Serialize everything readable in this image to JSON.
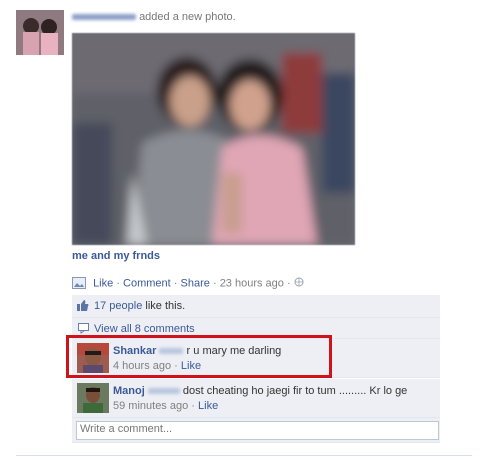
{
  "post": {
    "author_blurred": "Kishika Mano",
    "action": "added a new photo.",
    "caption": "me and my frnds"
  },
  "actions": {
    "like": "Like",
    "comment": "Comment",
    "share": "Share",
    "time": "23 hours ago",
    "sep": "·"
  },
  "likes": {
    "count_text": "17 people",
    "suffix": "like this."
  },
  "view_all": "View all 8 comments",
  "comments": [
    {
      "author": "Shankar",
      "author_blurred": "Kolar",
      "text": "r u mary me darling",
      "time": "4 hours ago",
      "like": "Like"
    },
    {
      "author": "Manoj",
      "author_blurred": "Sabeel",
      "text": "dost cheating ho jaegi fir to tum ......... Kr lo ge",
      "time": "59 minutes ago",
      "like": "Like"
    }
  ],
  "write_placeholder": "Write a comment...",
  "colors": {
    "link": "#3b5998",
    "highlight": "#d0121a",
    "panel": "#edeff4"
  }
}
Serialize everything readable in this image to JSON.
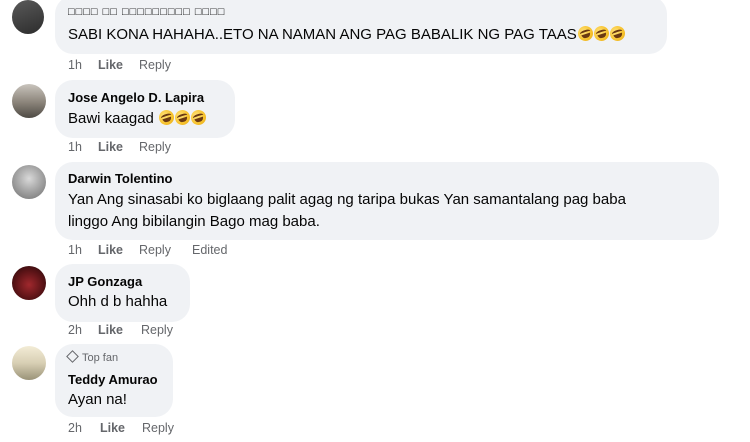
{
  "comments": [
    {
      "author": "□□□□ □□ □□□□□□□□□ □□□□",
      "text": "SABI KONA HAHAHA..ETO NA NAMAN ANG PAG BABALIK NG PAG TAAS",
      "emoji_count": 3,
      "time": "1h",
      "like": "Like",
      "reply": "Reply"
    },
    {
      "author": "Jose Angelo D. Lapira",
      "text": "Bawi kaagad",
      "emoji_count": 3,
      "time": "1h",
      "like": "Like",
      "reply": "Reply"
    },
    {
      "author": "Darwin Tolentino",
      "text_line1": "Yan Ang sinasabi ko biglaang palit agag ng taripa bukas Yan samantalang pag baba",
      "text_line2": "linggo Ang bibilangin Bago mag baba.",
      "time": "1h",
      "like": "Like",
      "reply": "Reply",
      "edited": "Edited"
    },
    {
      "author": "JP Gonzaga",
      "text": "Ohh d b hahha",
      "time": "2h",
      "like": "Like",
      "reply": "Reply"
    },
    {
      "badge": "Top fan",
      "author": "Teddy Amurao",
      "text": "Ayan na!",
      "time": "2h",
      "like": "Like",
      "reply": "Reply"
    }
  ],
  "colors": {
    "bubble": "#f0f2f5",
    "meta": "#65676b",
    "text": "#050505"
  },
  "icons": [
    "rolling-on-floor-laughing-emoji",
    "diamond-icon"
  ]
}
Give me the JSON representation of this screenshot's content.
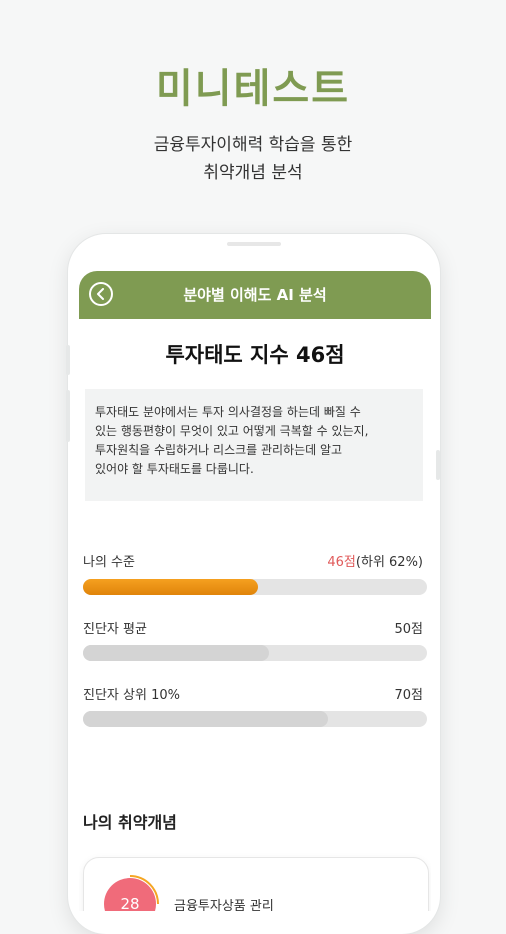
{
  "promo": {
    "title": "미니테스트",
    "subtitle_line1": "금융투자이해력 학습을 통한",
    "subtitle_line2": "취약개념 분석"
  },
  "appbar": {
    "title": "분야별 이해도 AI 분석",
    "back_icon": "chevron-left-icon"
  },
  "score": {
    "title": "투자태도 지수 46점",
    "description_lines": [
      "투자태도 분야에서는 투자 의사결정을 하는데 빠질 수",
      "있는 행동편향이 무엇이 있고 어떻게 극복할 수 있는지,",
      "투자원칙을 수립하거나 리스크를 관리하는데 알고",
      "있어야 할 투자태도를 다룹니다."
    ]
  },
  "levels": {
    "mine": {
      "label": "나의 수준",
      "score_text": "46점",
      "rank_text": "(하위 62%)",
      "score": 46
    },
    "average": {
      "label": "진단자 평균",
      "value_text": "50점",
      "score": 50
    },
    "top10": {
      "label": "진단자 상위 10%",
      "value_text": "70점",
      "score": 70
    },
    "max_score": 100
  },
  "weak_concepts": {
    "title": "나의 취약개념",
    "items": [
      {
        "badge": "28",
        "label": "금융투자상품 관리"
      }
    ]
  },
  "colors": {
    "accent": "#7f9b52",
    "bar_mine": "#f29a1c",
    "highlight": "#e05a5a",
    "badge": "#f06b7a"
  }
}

^^^^

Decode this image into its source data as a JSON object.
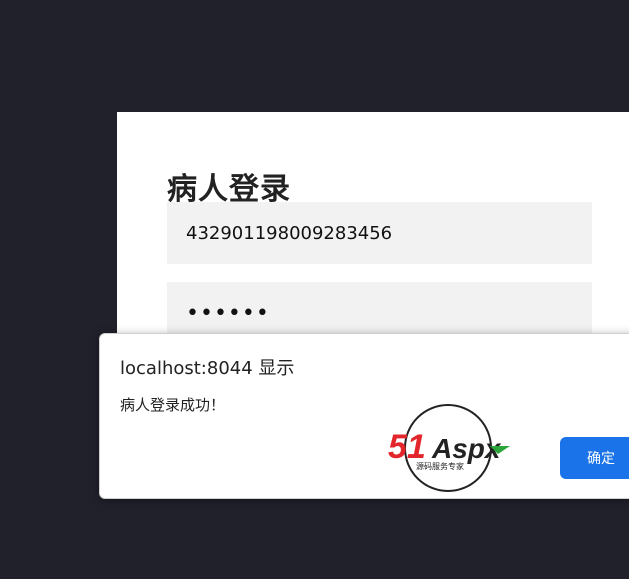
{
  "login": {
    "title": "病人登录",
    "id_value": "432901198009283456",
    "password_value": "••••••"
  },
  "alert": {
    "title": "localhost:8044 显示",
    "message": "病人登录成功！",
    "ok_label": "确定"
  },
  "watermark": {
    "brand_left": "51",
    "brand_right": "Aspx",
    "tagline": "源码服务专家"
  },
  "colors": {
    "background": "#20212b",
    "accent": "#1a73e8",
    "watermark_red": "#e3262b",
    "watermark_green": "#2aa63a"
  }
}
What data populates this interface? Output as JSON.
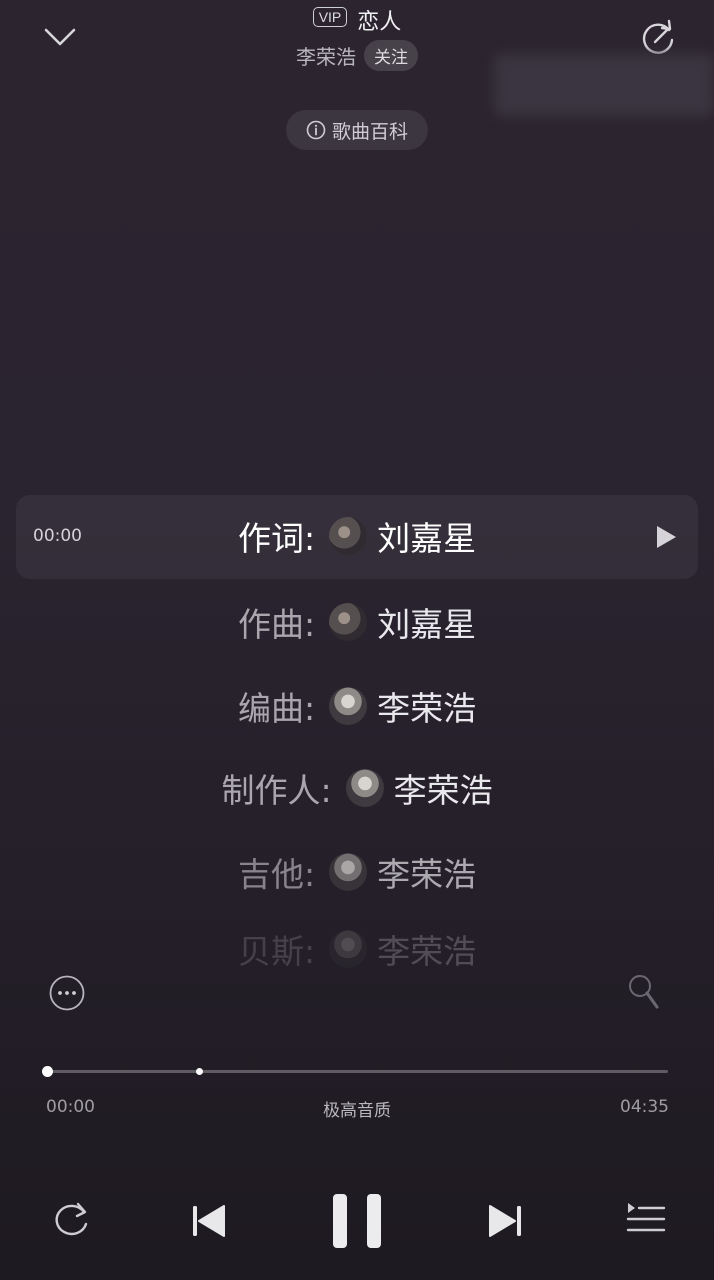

^^^^

■ REQUIRED WORK
Start at the line with "Decode this image", stop at the line with "What data populates", both lines included, and repeat that span exactly without its pictures.

■ TASK SOLUTION
Decode this image into its source data as a JSON object.
{
  "login": {
    "title": "病人登录",
    "id_value": "432901198009283456",
    "password_value": "••••••"
  },
  "alert": {
    "title": "localhost:8044 显示",
    "message": "病人登录成功！",
    "ok_label": "确定"
  },
  "watermark": {
    "brand_left": "51",
    "brand_right": "Aspx",
    "tagline": "源码服务专家"
  },
  "colors": {
    "background": "#20212b",
    "accent": "#1a73e8",
    "watermark_red": "#e3262b",
    "watermark_green": "#2aa63a"
  }
}
What data populates this interface? Output as JSON.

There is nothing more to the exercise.